Persecuzioni
Cancellate le festività pasquali per i cristiani dell’Iraq
Come riporta The Pillar, «la Chiesa cattolica caldea ha annunciato la cancellazione di grandi eventi e festività pubbliche per la Pasqua, in segno di protesta contro il continuo rifiuto del governo iracheno di riconoscere il cardinale Louis Raphaël Sako come capo legale della Chiesa e detentore delle sue doti e privilegi legali tradizionali». L’alto prelato vive da diversi mesi in isolamento in un monastero curdo nel nord dell’Iraq.
La Pasqua 2024 non lascerà un ricordo indelebile nel ricordo dei cattolici caldei. Il 25 marzo, i membri di questa Chiesa orientale – che è il risultato di un ritorno all’unità con Roma nel XVI secolo – hanno appreso con stupore che le solennità pubbliche previste per celebrare la Risurrezione di Nostro Signore sono state annullate.

→ Dati mostrati:
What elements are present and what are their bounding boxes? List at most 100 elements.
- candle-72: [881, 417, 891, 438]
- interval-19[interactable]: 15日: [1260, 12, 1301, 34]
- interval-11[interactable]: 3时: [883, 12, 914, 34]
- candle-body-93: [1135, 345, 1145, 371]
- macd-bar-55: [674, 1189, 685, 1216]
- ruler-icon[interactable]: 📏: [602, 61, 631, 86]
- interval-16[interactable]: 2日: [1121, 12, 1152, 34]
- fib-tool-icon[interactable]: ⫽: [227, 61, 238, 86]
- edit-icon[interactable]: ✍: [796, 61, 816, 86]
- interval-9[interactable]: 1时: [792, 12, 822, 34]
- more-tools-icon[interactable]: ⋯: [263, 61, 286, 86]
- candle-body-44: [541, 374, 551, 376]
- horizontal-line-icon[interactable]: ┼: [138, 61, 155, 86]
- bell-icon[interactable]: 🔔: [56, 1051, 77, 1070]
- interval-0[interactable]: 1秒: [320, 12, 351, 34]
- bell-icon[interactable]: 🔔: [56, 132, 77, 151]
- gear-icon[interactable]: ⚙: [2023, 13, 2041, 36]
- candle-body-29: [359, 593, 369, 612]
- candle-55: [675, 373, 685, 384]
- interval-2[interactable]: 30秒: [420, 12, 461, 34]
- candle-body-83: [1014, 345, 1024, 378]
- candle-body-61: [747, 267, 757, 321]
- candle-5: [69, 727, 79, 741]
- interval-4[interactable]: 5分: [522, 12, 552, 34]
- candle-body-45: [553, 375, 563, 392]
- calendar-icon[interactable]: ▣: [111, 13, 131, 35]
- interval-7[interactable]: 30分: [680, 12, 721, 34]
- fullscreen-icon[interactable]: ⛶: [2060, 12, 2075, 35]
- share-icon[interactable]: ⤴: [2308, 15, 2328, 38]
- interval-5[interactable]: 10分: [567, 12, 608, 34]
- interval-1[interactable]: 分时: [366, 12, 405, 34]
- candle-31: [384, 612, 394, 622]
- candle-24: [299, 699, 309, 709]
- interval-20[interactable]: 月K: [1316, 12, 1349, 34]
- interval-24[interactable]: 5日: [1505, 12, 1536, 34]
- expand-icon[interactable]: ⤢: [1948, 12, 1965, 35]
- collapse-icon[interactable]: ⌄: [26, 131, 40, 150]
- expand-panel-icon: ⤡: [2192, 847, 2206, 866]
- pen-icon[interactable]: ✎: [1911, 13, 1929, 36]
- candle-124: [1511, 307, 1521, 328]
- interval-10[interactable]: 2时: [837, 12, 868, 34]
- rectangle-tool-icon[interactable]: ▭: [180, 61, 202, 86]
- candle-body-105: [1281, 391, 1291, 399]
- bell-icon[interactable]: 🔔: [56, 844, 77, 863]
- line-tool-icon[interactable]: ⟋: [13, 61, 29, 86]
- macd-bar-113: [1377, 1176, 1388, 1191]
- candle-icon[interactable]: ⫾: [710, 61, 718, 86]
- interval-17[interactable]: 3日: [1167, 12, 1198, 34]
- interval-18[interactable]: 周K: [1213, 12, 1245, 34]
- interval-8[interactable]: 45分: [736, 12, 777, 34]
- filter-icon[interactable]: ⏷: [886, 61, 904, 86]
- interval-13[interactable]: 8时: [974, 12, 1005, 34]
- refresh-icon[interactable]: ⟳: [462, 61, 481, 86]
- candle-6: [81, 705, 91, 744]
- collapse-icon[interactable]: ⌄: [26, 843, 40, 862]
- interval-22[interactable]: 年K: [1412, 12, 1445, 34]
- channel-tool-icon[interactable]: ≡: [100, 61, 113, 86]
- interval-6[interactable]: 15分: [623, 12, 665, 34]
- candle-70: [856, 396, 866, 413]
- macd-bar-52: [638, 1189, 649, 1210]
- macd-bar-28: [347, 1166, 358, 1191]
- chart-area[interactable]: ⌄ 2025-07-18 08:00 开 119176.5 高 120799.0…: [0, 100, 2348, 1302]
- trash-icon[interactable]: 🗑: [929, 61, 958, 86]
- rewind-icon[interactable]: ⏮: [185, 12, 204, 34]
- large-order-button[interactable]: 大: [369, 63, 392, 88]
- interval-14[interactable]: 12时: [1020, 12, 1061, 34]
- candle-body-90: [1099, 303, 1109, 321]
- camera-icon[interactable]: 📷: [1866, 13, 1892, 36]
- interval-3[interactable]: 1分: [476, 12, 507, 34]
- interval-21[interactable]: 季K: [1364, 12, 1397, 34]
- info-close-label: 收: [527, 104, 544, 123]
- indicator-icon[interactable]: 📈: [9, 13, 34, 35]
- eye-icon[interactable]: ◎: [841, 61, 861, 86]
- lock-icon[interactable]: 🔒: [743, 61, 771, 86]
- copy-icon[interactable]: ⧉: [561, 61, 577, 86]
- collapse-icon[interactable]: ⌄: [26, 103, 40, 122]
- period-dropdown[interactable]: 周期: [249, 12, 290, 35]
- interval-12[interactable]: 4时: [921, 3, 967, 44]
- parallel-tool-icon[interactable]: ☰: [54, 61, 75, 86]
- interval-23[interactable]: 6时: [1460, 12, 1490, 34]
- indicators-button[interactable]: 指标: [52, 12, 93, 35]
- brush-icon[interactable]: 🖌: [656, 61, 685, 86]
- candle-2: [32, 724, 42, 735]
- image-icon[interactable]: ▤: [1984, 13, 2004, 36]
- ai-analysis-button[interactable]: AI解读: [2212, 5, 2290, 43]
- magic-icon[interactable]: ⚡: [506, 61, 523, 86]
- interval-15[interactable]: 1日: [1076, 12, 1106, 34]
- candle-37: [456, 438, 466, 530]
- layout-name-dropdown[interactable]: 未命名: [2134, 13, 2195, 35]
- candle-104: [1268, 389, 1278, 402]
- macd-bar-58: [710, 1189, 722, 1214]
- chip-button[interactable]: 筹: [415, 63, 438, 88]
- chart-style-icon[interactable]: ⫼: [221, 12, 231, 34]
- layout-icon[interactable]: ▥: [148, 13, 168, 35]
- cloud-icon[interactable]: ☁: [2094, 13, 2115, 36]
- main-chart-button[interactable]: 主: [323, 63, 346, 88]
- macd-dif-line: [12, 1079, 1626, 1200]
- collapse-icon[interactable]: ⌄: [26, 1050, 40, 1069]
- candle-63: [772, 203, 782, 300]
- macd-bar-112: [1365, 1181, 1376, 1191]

→ Compiti:
(1) Secondo il testo sulla Pasqua dei caldei, dove vive da diversi mesi il cardinale Louis Raphaël Sako?
(2) Riformula in forma più concisa il paragrafo del testo sulla Pasqua dei caldei che inizia con "La Pasqua 2024 non lascerà", conservandone i fatti principali.
(3) Prosegui il testo sulla Pasqua dei caldei a partire dalla sua ultima frase.

→ Risposte fornite:
(1) In isolamento in un monastero curdo nel nord dell'Iraq.

(2) Il 25 marzo i cattolici caldei, membri di una Chiesa orientale tornata all'unità con Roma nel XVI secolo, hanno appreso con stupore l'annullamento delle solennità pubbliche previste per celebrare la Risurrezione nella Pasqua 2024.

(3)
Si tratta di una misura eccezionale, presa per sottolineare la «solidarietà» della Chiesa caldea nei confronti del suo Patriarca, che si è trovato privato dal capo di Stato iracheno, Abdul Latif Rashid, del «riconoscimento civile» che gli consentirebbe di essere «il legittimo amministratore dei beni della Chiesa». Questa decisione rompe con una tradizione portata avanti fin dal califfato abbaside del Medioevo.
In Iraq la minoranza cristiana è nel caos. Indebolito dalle tensioni intracomunitarie, minacciato dall’esterno, soprattutto dall’influenza degli sciiti iraniani – per non parlare del pericolo di un jihadismo residuo – impoverito da una lenta erosione del suo potere istituzionale, dal 2023 ha perso l’unico punto riferimento che aveva a Baghdad: il suo Patriarca, che si è esiliato volontariamente nel nord del Paese.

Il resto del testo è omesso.